Data records:
• • • • • • •

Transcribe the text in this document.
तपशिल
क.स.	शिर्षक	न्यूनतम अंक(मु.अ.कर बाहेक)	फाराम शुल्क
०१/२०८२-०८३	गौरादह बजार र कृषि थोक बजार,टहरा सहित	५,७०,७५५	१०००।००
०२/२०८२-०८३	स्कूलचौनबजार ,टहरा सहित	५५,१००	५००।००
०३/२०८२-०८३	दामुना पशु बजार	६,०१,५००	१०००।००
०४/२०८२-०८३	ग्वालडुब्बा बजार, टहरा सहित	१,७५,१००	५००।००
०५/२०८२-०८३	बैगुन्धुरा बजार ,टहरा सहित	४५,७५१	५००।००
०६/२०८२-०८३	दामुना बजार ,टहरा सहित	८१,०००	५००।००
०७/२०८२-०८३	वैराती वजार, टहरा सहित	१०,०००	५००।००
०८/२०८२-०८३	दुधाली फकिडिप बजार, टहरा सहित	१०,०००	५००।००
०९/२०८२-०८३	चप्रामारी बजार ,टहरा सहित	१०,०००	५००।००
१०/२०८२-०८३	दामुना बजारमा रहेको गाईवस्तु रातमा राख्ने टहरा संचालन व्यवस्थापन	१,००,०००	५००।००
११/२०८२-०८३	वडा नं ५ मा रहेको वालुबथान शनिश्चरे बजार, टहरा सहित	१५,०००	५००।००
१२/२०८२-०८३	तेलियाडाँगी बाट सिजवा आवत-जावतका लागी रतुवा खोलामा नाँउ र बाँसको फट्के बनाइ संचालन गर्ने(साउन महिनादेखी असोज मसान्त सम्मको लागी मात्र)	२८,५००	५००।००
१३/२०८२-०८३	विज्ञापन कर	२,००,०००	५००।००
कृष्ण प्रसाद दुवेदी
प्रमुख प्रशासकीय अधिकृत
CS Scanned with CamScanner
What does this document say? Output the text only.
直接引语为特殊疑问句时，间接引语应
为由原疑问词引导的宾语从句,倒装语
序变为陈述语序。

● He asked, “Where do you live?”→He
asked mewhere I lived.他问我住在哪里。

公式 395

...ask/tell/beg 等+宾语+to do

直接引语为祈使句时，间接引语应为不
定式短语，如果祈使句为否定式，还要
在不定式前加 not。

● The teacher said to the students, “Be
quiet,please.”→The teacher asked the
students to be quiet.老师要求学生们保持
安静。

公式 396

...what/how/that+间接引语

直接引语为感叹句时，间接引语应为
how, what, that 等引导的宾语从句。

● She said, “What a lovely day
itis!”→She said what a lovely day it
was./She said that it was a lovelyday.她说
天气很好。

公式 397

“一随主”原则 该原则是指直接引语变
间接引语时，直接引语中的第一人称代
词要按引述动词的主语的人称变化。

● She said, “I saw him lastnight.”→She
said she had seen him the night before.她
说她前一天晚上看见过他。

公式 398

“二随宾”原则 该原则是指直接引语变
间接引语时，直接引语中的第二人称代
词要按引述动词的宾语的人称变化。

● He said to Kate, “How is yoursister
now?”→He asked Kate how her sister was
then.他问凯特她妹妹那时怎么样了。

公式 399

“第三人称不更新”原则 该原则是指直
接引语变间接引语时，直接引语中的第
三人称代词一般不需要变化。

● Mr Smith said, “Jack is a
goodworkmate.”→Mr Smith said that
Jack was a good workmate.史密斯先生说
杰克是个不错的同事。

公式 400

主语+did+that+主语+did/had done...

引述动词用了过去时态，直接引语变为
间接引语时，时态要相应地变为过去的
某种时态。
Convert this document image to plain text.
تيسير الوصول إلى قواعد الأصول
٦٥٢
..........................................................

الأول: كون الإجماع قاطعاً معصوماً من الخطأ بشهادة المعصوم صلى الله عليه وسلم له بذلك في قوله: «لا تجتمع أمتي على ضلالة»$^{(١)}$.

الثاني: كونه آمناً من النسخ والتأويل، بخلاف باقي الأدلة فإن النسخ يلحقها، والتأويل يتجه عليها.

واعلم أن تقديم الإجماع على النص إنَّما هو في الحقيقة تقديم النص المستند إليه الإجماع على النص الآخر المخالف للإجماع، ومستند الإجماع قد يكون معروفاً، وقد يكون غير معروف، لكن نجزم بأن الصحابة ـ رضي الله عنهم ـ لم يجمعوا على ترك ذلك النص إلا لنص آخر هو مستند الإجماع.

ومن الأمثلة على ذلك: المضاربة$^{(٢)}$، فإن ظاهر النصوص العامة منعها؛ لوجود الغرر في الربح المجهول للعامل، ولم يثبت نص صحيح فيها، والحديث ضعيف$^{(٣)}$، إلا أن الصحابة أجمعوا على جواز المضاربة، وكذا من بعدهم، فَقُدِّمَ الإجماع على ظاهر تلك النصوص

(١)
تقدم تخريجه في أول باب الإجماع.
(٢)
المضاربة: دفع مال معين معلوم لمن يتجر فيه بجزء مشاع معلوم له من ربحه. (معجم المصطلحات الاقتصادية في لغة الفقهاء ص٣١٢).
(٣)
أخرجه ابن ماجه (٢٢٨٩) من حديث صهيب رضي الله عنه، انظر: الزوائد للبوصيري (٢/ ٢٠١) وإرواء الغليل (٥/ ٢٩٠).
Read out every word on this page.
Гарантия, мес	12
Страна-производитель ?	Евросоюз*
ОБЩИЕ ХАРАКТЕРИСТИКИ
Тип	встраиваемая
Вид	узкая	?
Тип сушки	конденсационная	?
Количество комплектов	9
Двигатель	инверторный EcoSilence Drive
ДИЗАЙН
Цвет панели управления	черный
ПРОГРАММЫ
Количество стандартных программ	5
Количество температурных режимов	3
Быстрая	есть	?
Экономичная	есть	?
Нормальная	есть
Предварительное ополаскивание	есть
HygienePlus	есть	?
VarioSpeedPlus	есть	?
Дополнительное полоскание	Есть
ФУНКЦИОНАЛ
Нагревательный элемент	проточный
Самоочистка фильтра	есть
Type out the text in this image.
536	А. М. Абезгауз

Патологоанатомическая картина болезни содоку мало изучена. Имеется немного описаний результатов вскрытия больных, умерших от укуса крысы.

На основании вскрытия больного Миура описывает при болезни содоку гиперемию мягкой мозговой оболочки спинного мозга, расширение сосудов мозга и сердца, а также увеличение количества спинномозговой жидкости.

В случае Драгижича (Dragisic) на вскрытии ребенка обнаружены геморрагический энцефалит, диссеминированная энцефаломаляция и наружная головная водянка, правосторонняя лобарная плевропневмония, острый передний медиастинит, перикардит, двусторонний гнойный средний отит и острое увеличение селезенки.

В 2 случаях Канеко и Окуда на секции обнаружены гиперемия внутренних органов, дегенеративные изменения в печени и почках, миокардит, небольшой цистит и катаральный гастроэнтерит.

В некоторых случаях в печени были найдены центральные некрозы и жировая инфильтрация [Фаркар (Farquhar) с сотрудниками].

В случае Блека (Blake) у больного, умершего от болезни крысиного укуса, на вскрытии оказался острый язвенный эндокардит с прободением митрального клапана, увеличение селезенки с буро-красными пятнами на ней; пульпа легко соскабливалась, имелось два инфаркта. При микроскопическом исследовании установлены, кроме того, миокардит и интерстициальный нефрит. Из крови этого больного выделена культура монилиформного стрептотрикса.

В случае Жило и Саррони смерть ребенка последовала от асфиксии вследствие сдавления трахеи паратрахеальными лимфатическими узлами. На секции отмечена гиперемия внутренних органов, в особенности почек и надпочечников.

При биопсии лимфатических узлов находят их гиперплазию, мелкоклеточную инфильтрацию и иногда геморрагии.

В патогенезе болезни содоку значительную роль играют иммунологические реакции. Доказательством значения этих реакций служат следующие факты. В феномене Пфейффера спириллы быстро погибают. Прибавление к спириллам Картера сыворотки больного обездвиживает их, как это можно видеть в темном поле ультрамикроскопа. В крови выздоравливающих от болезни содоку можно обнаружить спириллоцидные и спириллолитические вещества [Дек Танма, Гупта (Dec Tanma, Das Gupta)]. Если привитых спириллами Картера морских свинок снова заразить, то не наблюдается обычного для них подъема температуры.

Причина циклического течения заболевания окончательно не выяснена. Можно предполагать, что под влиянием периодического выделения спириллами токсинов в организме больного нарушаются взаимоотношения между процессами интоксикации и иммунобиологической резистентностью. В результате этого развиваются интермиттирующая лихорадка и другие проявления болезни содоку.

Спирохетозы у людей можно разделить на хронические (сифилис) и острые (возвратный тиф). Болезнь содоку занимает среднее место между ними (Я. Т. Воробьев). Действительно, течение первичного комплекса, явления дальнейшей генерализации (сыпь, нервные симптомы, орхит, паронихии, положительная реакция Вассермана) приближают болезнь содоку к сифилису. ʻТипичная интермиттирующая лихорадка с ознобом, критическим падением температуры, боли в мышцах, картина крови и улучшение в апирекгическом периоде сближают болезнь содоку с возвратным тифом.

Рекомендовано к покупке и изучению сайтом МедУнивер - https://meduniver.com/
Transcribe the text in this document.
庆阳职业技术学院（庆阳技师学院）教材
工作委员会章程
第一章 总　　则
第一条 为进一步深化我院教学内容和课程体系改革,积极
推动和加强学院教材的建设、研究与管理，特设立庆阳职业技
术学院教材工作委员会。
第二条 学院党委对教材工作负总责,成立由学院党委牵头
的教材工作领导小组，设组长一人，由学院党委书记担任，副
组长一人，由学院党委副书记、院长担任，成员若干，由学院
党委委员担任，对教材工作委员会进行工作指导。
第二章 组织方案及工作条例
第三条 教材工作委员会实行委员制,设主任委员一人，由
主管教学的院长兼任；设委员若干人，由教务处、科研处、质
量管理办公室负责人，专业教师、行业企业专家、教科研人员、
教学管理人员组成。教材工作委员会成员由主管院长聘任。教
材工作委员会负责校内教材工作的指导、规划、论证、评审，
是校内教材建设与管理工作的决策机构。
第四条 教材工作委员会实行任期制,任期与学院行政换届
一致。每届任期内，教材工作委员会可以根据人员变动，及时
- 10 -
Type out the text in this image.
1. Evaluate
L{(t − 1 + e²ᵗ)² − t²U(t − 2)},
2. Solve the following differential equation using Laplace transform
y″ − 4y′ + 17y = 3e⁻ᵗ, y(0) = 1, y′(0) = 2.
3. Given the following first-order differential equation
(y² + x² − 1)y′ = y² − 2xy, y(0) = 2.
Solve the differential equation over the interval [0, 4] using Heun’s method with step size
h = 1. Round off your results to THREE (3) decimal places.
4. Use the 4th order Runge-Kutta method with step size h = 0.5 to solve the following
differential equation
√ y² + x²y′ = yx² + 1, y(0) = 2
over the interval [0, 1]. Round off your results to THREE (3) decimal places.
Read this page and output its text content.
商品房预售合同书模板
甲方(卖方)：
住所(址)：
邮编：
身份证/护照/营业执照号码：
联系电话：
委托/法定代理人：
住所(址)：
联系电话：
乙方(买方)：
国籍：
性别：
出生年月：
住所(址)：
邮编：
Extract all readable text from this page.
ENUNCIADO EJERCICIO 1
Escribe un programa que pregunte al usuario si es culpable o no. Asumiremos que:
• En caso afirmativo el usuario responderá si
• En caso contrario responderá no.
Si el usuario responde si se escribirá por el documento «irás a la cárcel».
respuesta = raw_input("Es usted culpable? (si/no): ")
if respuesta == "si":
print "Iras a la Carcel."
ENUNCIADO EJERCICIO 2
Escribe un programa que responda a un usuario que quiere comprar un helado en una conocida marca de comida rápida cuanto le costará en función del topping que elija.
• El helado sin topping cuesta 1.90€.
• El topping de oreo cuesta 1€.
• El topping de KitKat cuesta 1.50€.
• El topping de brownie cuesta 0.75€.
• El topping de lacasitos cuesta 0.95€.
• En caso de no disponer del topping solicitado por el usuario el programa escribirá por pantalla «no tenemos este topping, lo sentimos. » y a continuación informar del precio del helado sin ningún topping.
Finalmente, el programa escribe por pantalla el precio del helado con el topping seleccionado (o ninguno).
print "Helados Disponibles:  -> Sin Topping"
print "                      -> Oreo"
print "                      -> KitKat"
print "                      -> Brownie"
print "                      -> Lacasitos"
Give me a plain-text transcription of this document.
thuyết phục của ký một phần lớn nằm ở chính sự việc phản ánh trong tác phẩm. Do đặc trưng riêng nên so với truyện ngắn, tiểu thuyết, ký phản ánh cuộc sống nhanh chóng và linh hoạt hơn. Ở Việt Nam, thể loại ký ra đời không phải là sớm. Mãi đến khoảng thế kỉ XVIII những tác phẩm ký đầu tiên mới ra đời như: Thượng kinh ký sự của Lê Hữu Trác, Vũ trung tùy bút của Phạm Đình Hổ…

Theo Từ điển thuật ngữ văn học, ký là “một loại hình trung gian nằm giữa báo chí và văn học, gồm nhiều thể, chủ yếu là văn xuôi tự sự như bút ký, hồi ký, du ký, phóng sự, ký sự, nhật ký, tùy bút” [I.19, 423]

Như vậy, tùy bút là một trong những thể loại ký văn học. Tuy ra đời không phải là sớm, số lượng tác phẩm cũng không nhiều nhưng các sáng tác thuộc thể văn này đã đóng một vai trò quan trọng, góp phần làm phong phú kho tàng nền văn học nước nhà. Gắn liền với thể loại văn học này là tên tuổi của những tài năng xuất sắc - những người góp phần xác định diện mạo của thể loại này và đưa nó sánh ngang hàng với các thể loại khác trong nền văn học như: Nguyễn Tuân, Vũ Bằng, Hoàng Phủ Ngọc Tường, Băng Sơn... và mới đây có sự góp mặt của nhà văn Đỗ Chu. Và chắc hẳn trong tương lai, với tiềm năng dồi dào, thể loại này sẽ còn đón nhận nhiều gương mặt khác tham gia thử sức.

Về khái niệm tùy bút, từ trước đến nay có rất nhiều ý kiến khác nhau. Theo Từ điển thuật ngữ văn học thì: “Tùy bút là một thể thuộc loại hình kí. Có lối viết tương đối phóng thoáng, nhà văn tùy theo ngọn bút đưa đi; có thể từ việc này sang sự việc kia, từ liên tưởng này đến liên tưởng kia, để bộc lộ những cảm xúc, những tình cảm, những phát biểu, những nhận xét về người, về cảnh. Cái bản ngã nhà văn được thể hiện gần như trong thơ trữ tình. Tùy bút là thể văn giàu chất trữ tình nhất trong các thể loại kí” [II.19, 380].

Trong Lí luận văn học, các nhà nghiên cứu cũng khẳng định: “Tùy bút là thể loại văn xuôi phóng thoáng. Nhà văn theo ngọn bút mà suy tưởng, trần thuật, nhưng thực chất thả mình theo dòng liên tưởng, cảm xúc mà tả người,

• • • • • • •

Exercise description>
Read through the lines above and collect those that contain the string "гиперемия".

Result of this exercise>
В 2 случаях Канеко и Окуда на секции обнаружены гиперемия внутренних органов, дегенеративные изменения в печени и почках, миокардит, небольшой цистит и катаральный гастроэнтерит.
В случае Жило и Саррони смерть ребенка последовала от асфиксии вследствие сдавления трахеи паратрахеальными лимфатическими узлами. На секции отмечена гиперемия внутренних органов, в особенности почек и надпочечников.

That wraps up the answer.